■ **PROBLEM SET**
• 1. From the laminate description, extract the passage from "According to one aspect" up to and including "the present invention.", word for word.
• 2. According to the laminate description, what pKa range does the light stabilizer in the top coat layer have?
• 3. Carry on the laminate description, picking up after its final sentence.

■ **EXTRACT TO READ**
####################

In order to solve the problems, a laminate according to one embodiment of the present invention is a laminate consisting of a plurality of resin layers, characterized in that a top coat layer located on the outermost surface side of the laminate contains a light stabilizer having a pKa of 4.0 to 7.0.

According to one aspect of the present invention, by using the above laminate, it is possible to provide a decorative sheet that has stable weather resistance over a long period of time.

FIG. 1 is a cross-sectional view illustrating a laminate according to an embodiment of the present invention.

DETAILED DESCRIPTION OF THE PREFERRED EMBODIMENTS An embodiment of the present invention will be described with reference to the drawings.
Here, the configuration shown in Fig. 1 is schematic, and the relationship between thickness and planar dimensions, the thickness ratio of each layer, etc. differ from the actual ones. Furthermore, the embodiments shown below are examples of configurations for embodying the technical idea of the present invention, and the technical idea of the present invention is not limited to the materials, shapes, structures, etc. of the components described below. The technical idea of the present invention can be modified in various ways within the technical scope defined by the claims.

As shown in FIG. 1, the decorative sheet 1 of this embodiment is configured by arranging an ink layer 5, an adhesive layer 4, a transparent resin layer 3 as a surface protection layer, and a topcoat layer 2 in this order on a raw fabric layer 6 that constitutes a base material layer. An embossed pattern 3a that constitutes a concave-convex pattern is formed on the upper surface of the transparent resin layer 3. The concave-convex pattern may be formed by a method other than embossing. The transparent resin layer 3 is configured from an olefin resin layer. In the example of FIG. 1, an adhesive resin layer 7 is provided between the transparent resin layer 3 and the adhesive layer 4 to improve adhesion, but the adhesive resin layer 7 may not be provided.

This decorative sheet 1 is produced, for example, by forming an adhesive layer 4 on an original resin sheet having an ink layer 5 formed on one side of an original layer 6 to form a first laminate, and by forming a topcoat layer 2 containing a light stabilizer and a gloss adjuster on a resin sheet having a transparent resin layer 3 and an adhesive resin layer 7 co-extruded thereon to form a second laminate, and then bonding the first laminate and the second laminate together by dry lamination, extrusion lamination, or the like.
The details of each layer are described below.

<Topcoat layer>
A topcoat layer 2, which plays a role in protecting the surface and adjusting the luster, is provided on the outermost layer of the decorative sheet 1. At least a light stabilizer is blended in the topcoat layer 2. In addition to the light stabilizer, the topcoat layer 2 preferably also contains an ultraviolet absorbing agent.
Furthermore, the top coat layer 2 of this embodiment contains inorganic particles as a gloss adjuster.

####################

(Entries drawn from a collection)
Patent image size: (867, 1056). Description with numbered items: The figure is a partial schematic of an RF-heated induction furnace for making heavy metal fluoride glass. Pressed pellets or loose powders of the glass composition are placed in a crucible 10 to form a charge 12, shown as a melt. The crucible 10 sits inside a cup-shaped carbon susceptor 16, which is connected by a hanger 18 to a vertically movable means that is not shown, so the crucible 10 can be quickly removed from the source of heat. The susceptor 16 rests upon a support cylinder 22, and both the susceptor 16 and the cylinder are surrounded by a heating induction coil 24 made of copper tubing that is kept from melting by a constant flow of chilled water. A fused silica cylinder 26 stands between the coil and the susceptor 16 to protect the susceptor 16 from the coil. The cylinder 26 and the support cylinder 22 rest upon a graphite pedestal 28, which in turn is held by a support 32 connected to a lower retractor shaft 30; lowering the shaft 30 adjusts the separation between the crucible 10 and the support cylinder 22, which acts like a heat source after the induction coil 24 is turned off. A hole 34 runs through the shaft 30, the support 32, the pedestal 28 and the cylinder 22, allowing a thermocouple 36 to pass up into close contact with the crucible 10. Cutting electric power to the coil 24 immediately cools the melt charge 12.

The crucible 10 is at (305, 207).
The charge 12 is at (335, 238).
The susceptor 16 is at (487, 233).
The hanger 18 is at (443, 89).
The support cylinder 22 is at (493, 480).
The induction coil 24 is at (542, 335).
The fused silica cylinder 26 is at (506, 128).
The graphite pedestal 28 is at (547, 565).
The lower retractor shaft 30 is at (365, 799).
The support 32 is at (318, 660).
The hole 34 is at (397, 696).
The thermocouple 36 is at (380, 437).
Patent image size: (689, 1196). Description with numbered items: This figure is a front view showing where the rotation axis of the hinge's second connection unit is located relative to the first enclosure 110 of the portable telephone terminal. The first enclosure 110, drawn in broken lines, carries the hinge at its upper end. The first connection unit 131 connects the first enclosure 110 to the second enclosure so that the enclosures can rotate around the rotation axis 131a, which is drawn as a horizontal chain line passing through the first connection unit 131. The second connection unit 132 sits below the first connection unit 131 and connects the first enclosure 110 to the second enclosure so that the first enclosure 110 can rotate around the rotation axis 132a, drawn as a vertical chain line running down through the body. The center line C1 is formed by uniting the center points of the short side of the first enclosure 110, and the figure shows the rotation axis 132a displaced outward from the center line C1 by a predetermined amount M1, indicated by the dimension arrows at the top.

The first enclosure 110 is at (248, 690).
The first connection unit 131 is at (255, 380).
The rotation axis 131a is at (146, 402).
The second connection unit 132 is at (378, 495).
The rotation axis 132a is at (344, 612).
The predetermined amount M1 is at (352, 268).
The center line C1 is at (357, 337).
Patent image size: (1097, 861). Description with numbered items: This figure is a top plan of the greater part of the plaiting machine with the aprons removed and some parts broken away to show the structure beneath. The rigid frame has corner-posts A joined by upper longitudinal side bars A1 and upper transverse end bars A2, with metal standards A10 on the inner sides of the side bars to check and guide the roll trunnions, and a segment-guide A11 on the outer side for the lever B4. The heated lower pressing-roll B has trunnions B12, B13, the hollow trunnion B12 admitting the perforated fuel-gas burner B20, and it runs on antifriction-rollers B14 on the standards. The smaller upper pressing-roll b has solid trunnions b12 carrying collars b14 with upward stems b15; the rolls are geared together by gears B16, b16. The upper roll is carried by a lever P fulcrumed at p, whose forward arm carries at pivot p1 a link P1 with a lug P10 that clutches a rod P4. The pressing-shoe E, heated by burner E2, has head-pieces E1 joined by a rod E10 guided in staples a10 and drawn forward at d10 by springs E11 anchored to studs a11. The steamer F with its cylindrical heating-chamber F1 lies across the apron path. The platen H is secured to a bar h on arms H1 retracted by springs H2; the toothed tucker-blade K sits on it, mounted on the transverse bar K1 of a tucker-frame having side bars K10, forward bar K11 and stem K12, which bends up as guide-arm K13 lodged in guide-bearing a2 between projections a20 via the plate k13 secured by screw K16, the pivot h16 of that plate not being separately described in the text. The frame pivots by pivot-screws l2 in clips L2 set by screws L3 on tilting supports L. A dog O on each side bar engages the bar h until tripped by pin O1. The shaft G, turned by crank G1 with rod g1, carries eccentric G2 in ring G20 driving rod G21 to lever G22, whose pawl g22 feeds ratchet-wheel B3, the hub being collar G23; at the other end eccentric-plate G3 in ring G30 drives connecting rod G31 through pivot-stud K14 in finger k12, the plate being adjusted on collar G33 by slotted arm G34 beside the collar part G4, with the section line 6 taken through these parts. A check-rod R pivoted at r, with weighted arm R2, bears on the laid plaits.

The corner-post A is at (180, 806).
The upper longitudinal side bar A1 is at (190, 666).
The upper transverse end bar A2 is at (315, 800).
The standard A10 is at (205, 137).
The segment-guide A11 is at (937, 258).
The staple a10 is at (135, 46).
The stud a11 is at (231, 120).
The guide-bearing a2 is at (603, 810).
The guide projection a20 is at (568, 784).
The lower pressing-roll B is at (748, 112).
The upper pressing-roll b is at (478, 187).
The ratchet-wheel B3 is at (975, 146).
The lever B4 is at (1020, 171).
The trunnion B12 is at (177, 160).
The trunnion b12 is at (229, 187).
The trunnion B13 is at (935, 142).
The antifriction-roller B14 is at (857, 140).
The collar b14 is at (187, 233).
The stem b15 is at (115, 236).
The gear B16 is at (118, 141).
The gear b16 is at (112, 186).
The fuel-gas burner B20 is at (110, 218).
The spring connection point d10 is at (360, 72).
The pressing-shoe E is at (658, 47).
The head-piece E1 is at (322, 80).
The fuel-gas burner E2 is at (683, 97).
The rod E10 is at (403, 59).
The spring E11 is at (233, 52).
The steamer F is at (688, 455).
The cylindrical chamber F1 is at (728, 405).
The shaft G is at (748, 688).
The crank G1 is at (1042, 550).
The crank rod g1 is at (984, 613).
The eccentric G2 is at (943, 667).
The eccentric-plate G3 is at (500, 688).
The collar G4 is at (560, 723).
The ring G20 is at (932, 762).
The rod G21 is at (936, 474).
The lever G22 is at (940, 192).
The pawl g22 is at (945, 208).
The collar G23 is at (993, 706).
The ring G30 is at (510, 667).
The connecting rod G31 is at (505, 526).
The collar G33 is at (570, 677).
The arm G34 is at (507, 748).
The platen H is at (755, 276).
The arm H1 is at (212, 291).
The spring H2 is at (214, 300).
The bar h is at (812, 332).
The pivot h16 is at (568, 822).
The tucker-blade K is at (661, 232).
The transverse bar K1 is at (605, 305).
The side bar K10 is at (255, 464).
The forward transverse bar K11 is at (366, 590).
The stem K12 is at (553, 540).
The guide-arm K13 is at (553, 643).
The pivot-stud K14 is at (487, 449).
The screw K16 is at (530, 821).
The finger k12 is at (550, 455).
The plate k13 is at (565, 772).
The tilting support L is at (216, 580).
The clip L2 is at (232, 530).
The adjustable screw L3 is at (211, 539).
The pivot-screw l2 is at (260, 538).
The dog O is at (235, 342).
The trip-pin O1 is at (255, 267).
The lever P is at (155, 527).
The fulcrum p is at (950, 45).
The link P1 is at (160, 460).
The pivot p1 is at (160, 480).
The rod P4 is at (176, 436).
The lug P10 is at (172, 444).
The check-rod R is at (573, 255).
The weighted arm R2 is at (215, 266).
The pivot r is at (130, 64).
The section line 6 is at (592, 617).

####################

■ **THE RESPONSES**
• 1.
According to one aspect of the present invention, by using the above laminate, it is possible to provide a decorative sheet that has stable weather resistance over a long period of time.

FIG. 1 is a cross-sectional view illustrating a laminate according to an embodiment of the present invention.

• 2. A pKa of 4.0 to 7.0.

• 3.
Here, in FIG. 1, the topcoat layer 2 is formed on the entire surface of the transparent resin layer 3 along the surface of the transparent resin layer 3, but is not limited thereto. The topcoat layer 2 may be embedded by wiping the recesses of the embossed pattern 3a formed in the transparent resin layer 3 by applying a resin composition to the recesses and scraping off the coating liquid with a squeegee or the like, thereby embedding the resin composition only in the recesses. The surface of the topcoat layer 2 may be flat, regardless of the recesses of the embossed pattern 3a. The topcoat layer 2 only needs to be embedded in at least the recesses of the embossed pattern 3a, and the embedded topcoat layer 2 can maintain high weather resistance even in the recesses where the layer thickness is thinned by forming the embossed pattern 3a. By providing the topcoat layer 2 so as to cover the entire surface of the transparent resin layer 3, a decorative sheet 1 with better weather resistance can be provided.

(Resin material)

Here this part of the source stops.